══ RAW DATA ══

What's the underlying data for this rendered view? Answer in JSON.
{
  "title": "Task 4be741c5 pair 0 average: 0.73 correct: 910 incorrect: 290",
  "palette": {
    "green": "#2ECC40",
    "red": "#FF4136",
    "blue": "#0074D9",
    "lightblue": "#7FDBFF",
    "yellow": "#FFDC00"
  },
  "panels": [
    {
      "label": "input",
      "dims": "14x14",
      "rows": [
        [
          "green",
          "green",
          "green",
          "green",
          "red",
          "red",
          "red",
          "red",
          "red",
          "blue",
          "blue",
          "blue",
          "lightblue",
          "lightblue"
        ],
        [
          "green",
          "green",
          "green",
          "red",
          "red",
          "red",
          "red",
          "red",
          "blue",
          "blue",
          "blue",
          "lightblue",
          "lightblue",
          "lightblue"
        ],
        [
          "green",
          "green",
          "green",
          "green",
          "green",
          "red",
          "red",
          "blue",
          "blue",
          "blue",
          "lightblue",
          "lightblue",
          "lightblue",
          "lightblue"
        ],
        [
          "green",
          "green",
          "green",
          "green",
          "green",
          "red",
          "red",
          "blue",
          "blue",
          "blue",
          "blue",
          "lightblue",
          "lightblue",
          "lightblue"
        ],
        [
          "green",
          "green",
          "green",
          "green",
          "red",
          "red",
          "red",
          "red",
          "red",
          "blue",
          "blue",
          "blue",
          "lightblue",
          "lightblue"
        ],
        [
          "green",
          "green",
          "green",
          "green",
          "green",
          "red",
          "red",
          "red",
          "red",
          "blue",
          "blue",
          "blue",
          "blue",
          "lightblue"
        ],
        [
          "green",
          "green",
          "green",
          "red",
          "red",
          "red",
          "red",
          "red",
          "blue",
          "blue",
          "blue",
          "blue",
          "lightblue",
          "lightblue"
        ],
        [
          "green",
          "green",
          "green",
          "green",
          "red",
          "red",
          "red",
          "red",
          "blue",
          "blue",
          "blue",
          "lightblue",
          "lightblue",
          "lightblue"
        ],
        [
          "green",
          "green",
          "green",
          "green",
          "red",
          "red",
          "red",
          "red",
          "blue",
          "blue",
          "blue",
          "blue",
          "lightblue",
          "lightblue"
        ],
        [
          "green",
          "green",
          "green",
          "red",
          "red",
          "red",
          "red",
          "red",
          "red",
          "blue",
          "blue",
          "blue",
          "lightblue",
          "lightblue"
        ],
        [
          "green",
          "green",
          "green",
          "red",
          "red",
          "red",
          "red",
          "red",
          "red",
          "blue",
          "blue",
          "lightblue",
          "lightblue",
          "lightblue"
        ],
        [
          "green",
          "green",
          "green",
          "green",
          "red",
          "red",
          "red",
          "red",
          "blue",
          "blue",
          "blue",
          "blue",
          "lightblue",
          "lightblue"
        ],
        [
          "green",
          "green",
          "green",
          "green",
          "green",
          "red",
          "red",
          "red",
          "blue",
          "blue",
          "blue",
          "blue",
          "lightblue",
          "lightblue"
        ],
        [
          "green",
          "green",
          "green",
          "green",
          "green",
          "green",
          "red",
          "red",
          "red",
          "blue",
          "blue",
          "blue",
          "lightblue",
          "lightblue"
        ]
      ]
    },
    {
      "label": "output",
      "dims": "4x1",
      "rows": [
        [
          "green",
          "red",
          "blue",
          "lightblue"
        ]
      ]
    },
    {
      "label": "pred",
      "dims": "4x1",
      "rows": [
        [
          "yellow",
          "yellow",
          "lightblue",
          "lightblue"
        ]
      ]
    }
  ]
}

═══

Search the listing for the word "label". Copy every line in which it occurs.

      "label": "input",
      "label": "output",
      "label": "pred",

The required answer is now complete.